● Your task:
Leave out the pictures and transcribe the rest of the records exactly.

--- begin Source data ---

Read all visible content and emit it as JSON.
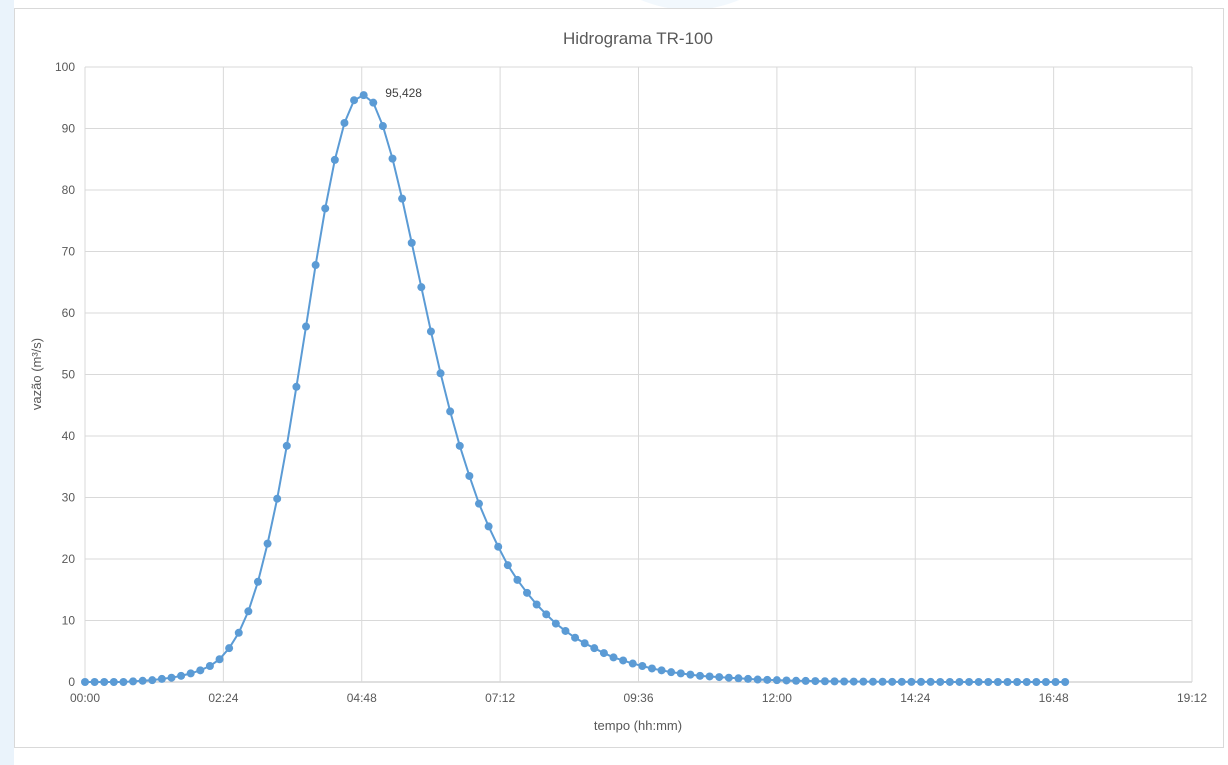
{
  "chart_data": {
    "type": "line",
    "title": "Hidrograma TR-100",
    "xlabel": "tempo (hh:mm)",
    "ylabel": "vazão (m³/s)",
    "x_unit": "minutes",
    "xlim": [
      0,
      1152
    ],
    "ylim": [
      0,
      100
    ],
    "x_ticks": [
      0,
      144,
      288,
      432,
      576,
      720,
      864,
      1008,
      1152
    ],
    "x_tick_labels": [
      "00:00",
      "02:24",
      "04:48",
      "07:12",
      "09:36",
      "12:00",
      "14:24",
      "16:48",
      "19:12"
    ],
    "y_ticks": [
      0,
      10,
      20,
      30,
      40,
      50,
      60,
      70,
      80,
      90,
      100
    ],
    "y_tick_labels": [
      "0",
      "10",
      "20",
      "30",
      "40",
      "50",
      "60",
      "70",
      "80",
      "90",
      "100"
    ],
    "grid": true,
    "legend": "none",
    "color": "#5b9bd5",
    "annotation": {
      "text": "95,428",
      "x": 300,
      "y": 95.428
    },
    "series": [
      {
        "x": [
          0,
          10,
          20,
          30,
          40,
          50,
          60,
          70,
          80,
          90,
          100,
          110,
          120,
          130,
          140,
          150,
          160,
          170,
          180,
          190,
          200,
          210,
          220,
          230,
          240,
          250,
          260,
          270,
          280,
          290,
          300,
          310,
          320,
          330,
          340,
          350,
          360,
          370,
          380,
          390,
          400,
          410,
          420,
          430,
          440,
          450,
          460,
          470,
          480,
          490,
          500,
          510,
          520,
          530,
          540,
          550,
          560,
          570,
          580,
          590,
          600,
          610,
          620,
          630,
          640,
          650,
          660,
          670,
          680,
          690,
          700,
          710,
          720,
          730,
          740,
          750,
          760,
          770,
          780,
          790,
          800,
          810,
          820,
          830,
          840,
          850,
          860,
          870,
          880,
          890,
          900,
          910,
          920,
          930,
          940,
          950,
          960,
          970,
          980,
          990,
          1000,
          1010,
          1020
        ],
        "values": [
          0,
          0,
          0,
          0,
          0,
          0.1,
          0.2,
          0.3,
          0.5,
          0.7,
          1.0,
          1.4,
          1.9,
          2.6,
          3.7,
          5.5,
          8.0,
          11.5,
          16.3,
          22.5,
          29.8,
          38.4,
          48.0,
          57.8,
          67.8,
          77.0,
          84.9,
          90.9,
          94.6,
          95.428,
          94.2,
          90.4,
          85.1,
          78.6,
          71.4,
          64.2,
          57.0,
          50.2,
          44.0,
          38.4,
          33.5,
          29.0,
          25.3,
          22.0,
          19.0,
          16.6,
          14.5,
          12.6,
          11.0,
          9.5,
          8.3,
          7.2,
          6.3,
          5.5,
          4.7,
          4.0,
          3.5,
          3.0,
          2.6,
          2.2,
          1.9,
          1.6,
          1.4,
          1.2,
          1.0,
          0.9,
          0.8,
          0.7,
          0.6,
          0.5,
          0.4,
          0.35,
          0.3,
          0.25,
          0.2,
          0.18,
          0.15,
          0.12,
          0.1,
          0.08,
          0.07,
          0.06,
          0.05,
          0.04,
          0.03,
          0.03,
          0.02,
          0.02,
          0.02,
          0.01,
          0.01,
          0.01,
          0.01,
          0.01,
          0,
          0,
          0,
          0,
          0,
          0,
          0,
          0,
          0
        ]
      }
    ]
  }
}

--- end Source data ---

● Result for this task:
Read all visible content and emit it as JSON.
{
  "chart_data": {
    "type": "line",
    "title": "Hidrograma TR-100",
    "xlabel": "tempo (hh:mm)",
    "ylabel": "vazão (m³/s)",
    "x_unit": "minutes",
    "xlim": [
      0,
      1152
    ],
    "ylim": [
      0,
      100
    ],
    "x_ticks": [
      0,
      144,
      288,
      432,
      576,
      720,
      864,
      1008,
      1152
    ],
    "x_tick_labels": [
      "00:00",
      "02:24",
      "04:48",
      "07:12",
      "09:36",
      "12:00",
      "14:24",
      "16:48",
      "19:12"
    ],
    "y_ticks": [
      0,
      10,
      20,
      30,
      40,
      50,
      60,
      70,
      80,
      90,
      100
    ],
    "y_tick_labels": [
      "0",
      "10",
      "20",
      "30",
      "40",
      "50",
      "60",
      "70",
      "80",
      "90",
      "100"
    ],
    "grid": true,
    "legend": "none",
    "color": "#5b9bd5",
    "annotation": {
      "text": "95,428",
      "x": 300,
      "y": 95.428
    },
    "series": [
      {
        "x": [
          0,
          10,
          20,
          30,
          40,
          50,
          60,
          70,
          80,
          90,
          100,
          110,
          120,
          130,
          140,
          150,
          160,
          170,
          180,
          190,
          200,
          210,
          220,
          230,
          240,
          250,
          260,
          270,
          280,
          290,
          300,
          310,
          320,
          330,
          340,
          350,
          360,
          370,
          380,
          390,
          400,
          410,
          420,
          430,
          440,
          450,
          460,
          470,
          480,
          490,
          500,
          510,
          520,
          530,
          540,
          550,
          560,
          570,
          580,
          590,
          600,
          610,
          620,
          630,
          640,
          650,
          660,
          670,
          680,
          690,
          700,
          710,
          720,
          730,
          740,
          750,
          760,
          770,
          780,
          790,
          800,
          810,
          820,
          830,
          840,
          850,
          860,
          870,
          880,
          890,
          900,
          910,
          920,
          930,
          940,
          950,
          960,
          970,
          980,
          990,
          1000,
          1010,
          1020
        ],
        "values": [
          0,
          0,
          0,
          0,
          0,
          0.1,
          0.2,
          0.3,
          0.5,
          0.7,
          1.0,
          1.4,
          1.9,
          2.6,
          3.7,
          5.5,
          8.0,
          11.5,
          16.3,
          22.5,
          29.8,
          38.4,
          48.0,
          57.8,
          67.8,
          77.0,
          84.9,
          90.9,
          94.6,
          95.428,
          94.2,
          90.4,
          85.1,
          78.6,
          71.4,
          64.2,
          57.0,
          50.2,
          44.0,
          38.4,
          33.5,
          29.0,
          25.3,
          22.0,
          19.0,
          16.6,
          14.5,
          12.6,
          11.0,
          9.5,
          8.3,
          7.2,
          6.3,
          5.5,
          4.7,
          4.0,
          3.5,
          3.0,
          2.6,
          2.2,
          1.9,
          1.6,
          1.4,
          1.2,
          1.0,
          0.9,
          0.8,
          0.7,
          0.6,
          0.5,
          0.4,
          0.35,
          0.3,
          0.25,
          0.2,
          0.18,
          0.15,
          0.12,
          0.1,
          0.08,
          0.07,
          0.06,
          0.05,
          0.04,
          0.03,
          0.03,
          0.02,
          0.02,
          0.02,
          0.01,
          0.01,
          0.01,
          0.01,
          0.01,
          0,
          0,
          0,
          0,
          0,
          0,
          0,
          0,
          0
        ]
      }
    ]
  }
}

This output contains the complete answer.